(Figure content listings)
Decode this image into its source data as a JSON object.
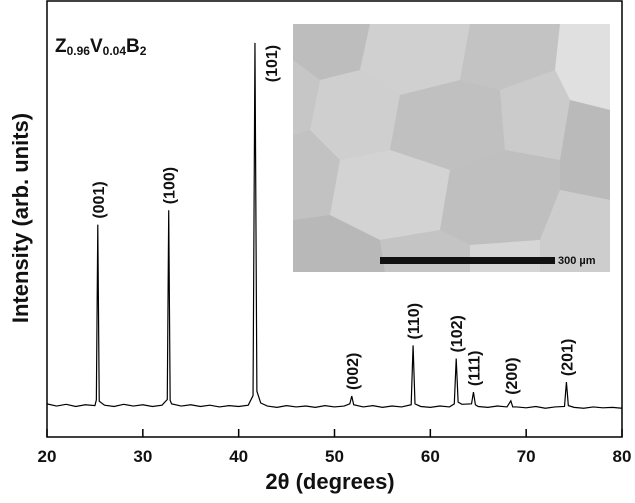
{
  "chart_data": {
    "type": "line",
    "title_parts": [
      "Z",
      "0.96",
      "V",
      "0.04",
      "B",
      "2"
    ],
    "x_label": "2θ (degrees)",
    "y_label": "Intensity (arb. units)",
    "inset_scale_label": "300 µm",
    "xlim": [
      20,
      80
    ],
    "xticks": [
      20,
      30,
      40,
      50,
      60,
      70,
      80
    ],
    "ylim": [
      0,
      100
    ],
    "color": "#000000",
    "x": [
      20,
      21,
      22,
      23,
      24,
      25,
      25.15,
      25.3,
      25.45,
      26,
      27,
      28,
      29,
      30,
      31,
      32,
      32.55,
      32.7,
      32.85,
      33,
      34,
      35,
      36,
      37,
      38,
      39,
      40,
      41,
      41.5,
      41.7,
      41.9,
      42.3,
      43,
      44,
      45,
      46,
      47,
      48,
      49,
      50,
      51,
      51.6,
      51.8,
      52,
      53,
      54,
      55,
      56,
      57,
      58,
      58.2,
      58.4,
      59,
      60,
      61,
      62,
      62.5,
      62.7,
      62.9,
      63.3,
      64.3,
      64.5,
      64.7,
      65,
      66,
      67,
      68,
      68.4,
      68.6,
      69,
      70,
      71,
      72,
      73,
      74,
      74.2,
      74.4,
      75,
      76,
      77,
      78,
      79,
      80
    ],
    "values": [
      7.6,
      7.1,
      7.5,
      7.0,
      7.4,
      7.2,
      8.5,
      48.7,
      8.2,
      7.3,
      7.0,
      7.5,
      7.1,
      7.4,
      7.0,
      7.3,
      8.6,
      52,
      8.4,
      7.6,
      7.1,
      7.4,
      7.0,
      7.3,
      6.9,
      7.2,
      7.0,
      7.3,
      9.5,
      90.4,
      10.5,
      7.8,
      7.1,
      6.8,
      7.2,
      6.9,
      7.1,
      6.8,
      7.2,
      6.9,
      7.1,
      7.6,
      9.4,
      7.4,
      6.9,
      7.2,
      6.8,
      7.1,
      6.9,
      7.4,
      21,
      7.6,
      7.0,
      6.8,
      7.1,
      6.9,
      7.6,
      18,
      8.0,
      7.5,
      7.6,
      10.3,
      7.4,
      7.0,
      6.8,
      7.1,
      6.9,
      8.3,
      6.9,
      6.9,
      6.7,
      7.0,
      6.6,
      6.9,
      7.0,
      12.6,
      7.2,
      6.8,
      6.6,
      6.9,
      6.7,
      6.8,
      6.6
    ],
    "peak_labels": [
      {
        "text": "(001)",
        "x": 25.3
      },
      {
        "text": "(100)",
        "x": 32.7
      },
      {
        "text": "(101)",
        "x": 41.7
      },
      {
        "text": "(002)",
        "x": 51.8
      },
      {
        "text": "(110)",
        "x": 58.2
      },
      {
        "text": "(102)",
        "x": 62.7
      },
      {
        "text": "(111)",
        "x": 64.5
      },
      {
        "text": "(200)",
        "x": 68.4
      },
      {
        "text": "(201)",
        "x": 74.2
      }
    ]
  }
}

PROBLEM TO SOLVE
Transcribe the material as is, with images omitted.

FULL SOLUTION
Decode this image into its source data as a JSON object.
{
  "chart_data": {
    "type": "line",
    "title_parts": [
      "Z",
      "0.96",
      "V",
      "0.04",
      "B",
      "2"
    ],
    "x_label": "2θ (degrees)",
    "y_label": "Intensity (arb. units)",
    "inset_scale_label": "300 µm",
    "xlim": [
      20,
      80
    ],
    "xticks": [
      20,
      30,
      40,
      50,
      60,
      70,
      80
    ],
    "ylim": [
      0,
      100
    ],
    "color": "#000000",
    "x": [
      20,
      21,
      22,
      23,
      24,
      25,
      25.15,
      25.3,
      25.45,
      26,
      27,
      28,
      29,
      30,
      31,
      32,
      32.55,
      32.7,
      32.85,
      33,
      34,
      35,
      36,
      37,
      38,
      39,
      40,
      41,
      41.5,
      41.7,
      41.9,
      42.3,
      43,
      44,
      45,
      46,
      47,
      48,
      49,
      50,
      51,
      51.6,
      51.8,
      52,
      53,
      54,
      55,
      56,
      57,
      58,
      58.2,
      58.4,
      59,
      60,
      61,
      62,
      62.5,
      62.7,
      62.9,
      63.3,
      64.3,
      64.5,
      64.7,
      65,
      66,
      67,
      68,
      68.4,
      68.6,
      69,
      70,
      71,
      72,
      73,
      74,
      74.2,
      74.4,
      75,
      76,
      77,
      78,
      79,
      80
    ],
    "values": [
      7.6,
      7.1,
      7.5,
      7.0,
      7.4,
      7.2,
      8.5,
      48.7,
      8.2,
      7.3,
      7.0,
      7.5,
      7.1,
      7.4,
      7.0,
      7.3,
      8.6,
      52,
      8.4,
      7.6,
      7.1,
      7.4,
      7.0,
      7.3,
      6.9,
      7.2,
      7.0,
      7.3,
      9.5,
      90.4,
      10.5,
      7.8,
      7.1,
      6.8,
      7.2,
      6.9,
      7.1,
      6.8,
      7.2,
      6.9,
      7.1,
      7.6,
      9.4,
      7.4,
      6.9,
      7.2,
      6.8,
      7.1,
      6.9,
      7.4,
      21,
      7.6,
      7.0,
      6.8,
      7.1,
      6.9,
      7.6,
      18,
      8.0,
      7.5,
      7.6,
      10.3,
      7.4,
      7.0,
      6.8,
      7.1,
      6.9,
      8.3,
      6.9,
      6.9,
      6.7,
      7.0,
      6.6,
      6.9,
      7.0,
      12.6,
      7.2,
      6.8,
      6.6,
      6.9,
      6.7,
      6.8,
      6.6
    ],
    "peak_labels": [
      {
        "text": "(001)",
        "x": 25.3
      },
      {
        "text": "(100)",
        "x": 32.7
      },
      {
        "text": "(101)",
        "x": 41.7
      },
      {
        "text": "(002)",
        "x": 51.8
      },
      {
        "text": "(110)",
        "x": 58.2
      },
      {
        "text": "(102)",
        "x": 62.7
      },
      {
        "text": "(111)",
        "x": 64.5
      },
      {
        "text": "(200)",
        "x": 68.4
      },
      {
        "text": "(201)",
        "x": 74.2
      }
    ]
  }
}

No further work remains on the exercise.